**WHAT NEEDS TO BE DONE:** Reproduce every line of the listing below word for word, keeping each line in its original order.

[Extracted listing]
<<<<

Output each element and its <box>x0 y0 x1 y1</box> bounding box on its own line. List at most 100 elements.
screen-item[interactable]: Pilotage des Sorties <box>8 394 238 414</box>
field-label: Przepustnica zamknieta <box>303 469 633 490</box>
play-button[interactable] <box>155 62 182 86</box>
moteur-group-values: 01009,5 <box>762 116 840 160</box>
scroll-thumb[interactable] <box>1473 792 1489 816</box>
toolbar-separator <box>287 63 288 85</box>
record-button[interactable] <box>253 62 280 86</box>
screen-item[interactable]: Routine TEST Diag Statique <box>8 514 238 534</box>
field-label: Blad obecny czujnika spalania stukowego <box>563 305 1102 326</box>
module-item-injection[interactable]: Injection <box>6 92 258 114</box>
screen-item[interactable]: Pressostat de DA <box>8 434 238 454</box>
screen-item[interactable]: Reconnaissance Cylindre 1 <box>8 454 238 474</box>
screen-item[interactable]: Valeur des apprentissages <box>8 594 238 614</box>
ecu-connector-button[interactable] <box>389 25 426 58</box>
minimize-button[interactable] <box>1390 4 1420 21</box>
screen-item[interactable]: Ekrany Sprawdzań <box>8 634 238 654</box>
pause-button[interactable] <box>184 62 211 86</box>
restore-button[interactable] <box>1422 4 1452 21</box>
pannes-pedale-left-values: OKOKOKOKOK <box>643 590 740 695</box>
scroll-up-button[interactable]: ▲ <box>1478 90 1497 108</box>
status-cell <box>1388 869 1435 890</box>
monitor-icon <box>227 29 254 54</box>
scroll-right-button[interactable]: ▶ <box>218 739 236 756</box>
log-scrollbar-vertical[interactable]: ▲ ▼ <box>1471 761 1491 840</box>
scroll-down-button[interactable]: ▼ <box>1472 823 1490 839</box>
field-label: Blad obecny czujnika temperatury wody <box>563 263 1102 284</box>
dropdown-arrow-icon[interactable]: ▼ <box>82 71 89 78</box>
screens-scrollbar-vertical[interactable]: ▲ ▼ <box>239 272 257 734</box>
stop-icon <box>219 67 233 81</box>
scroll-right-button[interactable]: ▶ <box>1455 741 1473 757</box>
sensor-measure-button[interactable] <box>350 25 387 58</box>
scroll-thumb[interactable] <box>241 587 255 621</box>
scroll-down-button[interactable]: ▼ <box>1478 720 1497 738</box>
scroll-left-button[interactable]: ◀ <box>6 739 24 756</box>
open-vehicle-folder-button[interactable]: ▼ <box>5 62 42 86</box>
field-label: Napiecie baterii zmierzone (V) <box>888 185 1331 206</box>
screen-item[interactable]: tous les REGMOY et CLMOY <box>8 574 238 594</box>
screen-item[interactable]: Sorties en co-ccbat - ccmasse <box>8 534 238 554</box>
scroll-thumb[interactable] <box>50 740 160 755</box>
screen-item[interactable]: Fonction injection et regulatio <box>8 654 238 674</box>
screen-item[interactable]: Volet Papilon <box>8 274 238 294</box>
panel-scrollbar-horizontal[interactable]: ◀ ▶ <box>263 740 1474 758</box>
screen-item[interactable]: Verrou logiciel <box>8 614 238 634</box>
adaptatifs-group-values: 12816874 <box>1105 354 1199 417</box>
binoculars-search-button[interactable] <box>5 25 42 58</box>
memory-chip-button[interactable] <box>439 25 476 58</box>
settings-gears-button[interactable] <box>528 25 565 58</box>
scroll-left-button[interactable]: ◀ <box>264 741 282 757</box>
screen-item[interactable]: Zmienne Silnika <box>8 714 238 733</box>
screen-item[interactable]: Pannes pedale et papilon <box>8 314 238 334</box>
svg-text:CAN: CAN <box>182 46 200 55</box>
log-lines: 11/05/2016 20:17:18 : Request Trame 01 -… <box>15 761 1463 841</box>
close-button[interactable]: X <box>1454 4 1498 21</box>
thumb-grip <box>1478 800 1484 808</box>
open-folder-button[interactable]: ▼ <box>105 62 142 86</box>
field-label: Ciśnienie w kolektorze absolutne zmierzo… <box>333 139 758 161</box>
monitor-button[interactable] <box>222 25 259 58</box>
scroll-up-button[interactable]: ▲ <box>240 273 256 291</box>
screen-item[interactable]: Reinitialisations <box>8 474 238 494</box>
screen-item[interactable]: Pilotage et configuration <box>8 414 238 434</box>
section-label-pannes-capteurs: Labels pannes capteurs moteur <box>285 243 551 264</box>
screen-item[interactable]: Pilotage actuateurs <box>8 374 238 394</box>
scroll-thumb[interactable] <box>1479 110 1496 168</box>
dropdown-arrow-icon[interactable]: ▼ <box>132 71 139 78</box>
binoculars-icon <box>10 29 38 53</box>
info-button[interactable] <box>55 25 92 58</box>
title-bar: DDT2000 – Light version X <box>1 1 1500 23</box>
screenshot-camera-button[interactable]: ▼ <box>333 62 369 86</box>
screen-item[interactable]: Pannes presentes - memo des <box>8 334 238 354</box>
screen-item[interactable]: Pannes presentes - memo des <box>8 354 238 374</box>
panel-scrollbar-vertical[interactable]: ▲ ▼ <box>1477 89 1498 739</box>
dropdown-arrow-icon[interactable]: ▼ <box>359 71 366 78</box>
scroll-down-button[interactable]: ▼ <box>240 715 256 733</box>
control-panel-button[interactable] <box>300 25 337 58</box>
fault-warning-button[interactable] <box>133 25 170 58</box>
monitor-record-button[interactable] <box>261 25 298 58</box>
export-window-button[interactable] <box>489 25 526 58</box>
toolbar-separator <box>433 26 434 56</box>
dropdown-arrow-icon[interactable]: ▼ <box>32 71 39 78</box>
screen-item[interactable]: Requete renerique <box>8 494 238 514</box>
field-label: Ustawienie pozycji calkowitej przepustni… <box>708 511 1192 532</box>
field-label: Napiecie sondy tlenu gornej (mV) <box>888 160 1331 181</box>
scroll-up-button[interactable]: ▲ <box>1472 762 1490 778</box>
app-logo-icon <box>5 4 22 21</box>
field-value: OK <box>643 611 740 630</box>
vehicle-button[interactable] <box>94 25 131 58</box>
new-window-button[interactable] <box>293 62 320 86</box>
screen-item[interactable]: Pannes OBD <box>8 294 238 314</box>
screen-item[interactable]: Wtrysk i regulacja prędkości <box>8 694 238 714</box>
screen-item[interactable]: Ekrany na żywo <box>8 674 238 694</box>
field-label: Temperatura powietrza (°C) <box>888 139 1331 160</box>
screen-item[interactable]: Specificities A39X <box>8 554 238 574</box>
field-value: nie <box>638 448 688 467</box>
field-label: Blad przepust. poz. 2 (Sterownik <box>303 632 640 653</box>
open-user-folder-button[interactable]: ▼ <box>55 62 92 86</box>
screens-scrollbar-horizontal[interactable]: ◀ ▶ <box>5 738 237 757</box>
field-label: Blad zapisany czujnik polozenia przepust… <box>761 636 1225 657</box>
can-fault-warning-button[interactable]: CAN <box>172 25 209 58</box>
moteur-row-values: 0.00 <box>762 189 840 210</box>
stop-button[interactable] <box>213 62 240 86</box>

>>>>

**ANSWER FOR THE TASK:**
Output each element and its <box>x0 y0 x1 y1</box> bounding box on its own line. List at most 100 elements.
screen-item[interactable]: Pilotage des Sorties <box>8 394 238 414</box>
field-label: Przepustnica zamknieta <box>303 469 633 490</box>
play-button[interactable] <box>155 62 182 86</box>
moteur-group-values: 01009,5 <box>762 116 840 160</box>
scroll-thumb[interactable] <box>1473 792 1489 816</box>
toolbar-separator <box>287 63 288 85</box>
record-button[interactable] <box>253 62 280 86</box>
screen-item[interactable]: Routine TEST Diag Statique <box>8 514 238 534</box>
field-label: Blad obecny czujnika spalania stukowego <box>563 305 1102 326</box>
module-item-injection[interactable]: Injection <box>6 92 258 114</box>
screen-item[interactable]: Pressostat de DA <box>8 434 238 454</box>
screen-item[interactable]: Reconnaissance Cylindre 1 <box>8 454 238 474</box>
screen-item[interactable]: Valeur des apprentissages <box>8 594 238 614</box>
ecu-connector-button[interactable] <box>389 25 426 58</box>
minimize-button[interactable] <box>1390 4 1420 21</box>
screen-item[interactable]: Ekrany Sprawdzań <box>8 634 238 654</box>
pause-button[interactable] <box>184 62 211 86</box>
restore-button[interactable] <box>1422 4 1452 21</box>
pannes-pedale-left-values: OKOKOKOKOK <box>643 590 740 695</box>
scroll-up-button[interactable]: ▲ <box>1478 90 1497 108</box>
status-cell <box>1388 869 1435 890</box>
monitor-icon <box>227 29 254 54</box>
scroll-right-button[interactable]: ▶ <box>218 739 236 756</box>
log-scrollbar-vertical[interactable]: ▲ ▼ <box>1471 761 1491 840</box>
scroll-down-button[interactable]: ▼ <box>1472 823 1490 839</box>
field-label: Blad obecny czujnika temperatury wody <box>563 263 1102 284</box>
dropdown-arrow-icon[interactable]: ▼ <box>82 71 89 78</box>
screens-scrollbar-vertical[interactable]: ▲ ▼ <box>239 272 257 734</box>
stop-icon <box>219 67 233 81</box>
scroll-right-button[interactable]: ▶ <box>1455 741 1473 757</box>
sensor-measure-button[interactable] <box>350 25 387 58</box>
scroll-thumb[interactable] <box>241 587 255 621</box>
scroll-down-button[interactable]: ▼ <box>1478 720 1497 738</box>
scroll-left-button[interactable]: ◀ <box>6 739 24 756</box>
open-vehicle-folder-button[interactable]: ▼ <box>5 62 42 86</box>
field-label: Napiecie baterii zmierzone (V) <box>888 185 1331 206</box>
screen-item[interactable]: tous les REGMOY et CLMOY <box>8 574 238 594</box>
screen-item[interactable]: Sorties en co-ccbat - ccmasse <box>8 534 238 554</box>
scroll-thumb[interactable] <box>50 740 160 755</box>
screen-item[interactable]: Fonction injection et regulatio <box>8 654 238 674</box>
screen-item[interactable]: Volet Papilon <box>8 274 238 294</box>
panel-scrollbar-horizontal[interactable]: ◀ ▶ <box>263 740 1474 758</box>
screen-item[interactable]: Verrou logiciel <box>8 614 238 634</box>
adaptatifs-group-values: 12816874 <box>1105 354 1199 417</box>
binoculars-search-button[interactable] <box>5 25 42 58</box>
memory-chip-button[interactable] <box>439 25 476 58</box>
settings-gears-button[interactable] <box>528 25 565 58</box>
scroll-left-button[interactable]: ◀ <box>264 741 282 757</box>
screen-item[interactable]: Zmienne Silnika <box>8 714 238 733</box>
screen-item[interactable]: Pannes pedale et papilon <box>8 314 238 334</box>
svg-text:CAN: CAN <box>182 46 200 55</box>
log-lines: 11/05/2016 20:17:18 : Request Trame 01 -… <box>15 761 1463 841</box>
close-button[interactable]: X <box>1454 4 1498 21</box>
thumb-grip <box>1478 800 1484 808</box>
open-folder-button[interactable]: ▼ <box>105 62 142 86</box>
field-label: Ciśnienie w kolektorze absolutne zmierzo… <box>333 139 758 161</box>
monitor-button[interactable] <box>222 25 259 58</box>
scroll-up-button[interactable]: ▲ <box>240 273 256 291</box>
screen-item[interactable]: Reinitialisations <box>8 474 238 494</box>
screen-item[interactable]: Pilotage et configuration <box>8 414 238 434</box>
section-label-pannes-capteurs: Labels pannes capteurs moteur <box>285 243 551 264</box>
screen-item[interactable]: Pilotage actuateurs <box>8 374 238 394</box>
scroll-thumb[interactable] <box>1479 110 1496 168</box>
dropdown-arrow-icon[interactable]: ▼ <box>132 71 139 78</box>
binoculars-icon <box>10 29 38 53</box>
info-button[interactable] <box>55 25 92 58</box>
title-bar: DDT2000 – Light version X <box>1 1 1500 23</box>
screenshot-camera-button[interactable]: ▼ <box>333 62 369 86</box>
screen-item[interactable]: Pannes presentes - memo des <box>8 334 238 354</box>
screen-item[interactable]: Pannes presentes - memo des <box>8 354 238 374</box>
panel-scrollbar-vertical[interactable]: ▲ ▼ <box>1477 89 1498 739</box>
dropdown-arrow-icon[interactable]: ▼ <box>359 71 366 78</box>
scroll-down-button[interactable]: ▼ <box>240 715 256 733</box>
control-panel-button[interactable] <box>300 25 337 58</box>
fault-warning-button[interactable] <box>133 25 170 58</box>
monitor-record-button[interactable] <box>261 25 298 58</box>
export-window-button[interactable] <box>489 25 526 58</box>
toolbar-separator <box>433 26 434 56</box>
dropdown-arrow-icon[interactable]: ▼ <box>32 71 39 78</box>
screen-item[interactable]: Requete renerique <box>8 494 238 514</box>
field-label: Ustawienie pozycji calkowitej przepustni… <box>708 511 1192 532</box>
field-label: Napiecie sondy tlenu gornej (mV) <box>888 160 1331 181</box>
scroll-up-button[interactable]: ▲ <box>1472 762 1490 778</box>
app-logo-icon <box>5 4 22 21</box>
field-value: OK <box>643 611 740 630</box>
vehicle-button[interactable] <box>94 25 131 58</box>
new-window-button[interactable] <box>293 62 320 86</box>
screen-item[interactable]: Pannes OBD <box>8 294 238 314</box>
screen-item[interactable]: Wtrysk i regulacja prędkości <box>8 694 238 714</box>
screen-item[interactable]: Ekrany na żywo <box>8 674 238 694</box>
field-label: Temperatura powietrza (°C) <box>888 139 1331 160</box>
screen-item[interactable]: Specificities A39X <box>8 554 238 574</box>
field-value: nie <box>638 448 688 467</box>
field-label: Blad przepust. poz. 2 (Sterownik <box>303 632 640 653</box>
open-user-folder-button[interactable]: ▼ <box>55 62 92 86</box>
screens-scrollbar-horizontal[interactable]: ◀ ▶ <box>5 738 237 757</box>
field-label: Blad zapisany czujnik polozenia przepust… <box>761 636 1225 657</box>
can-fault-warning-button[interactable]: CAN <box>172 25 209 58</box>
moteur-row-values: 0.00 <box>762 189 840 210</box>
stop-button[interactable] <box>213 62 240 86</box>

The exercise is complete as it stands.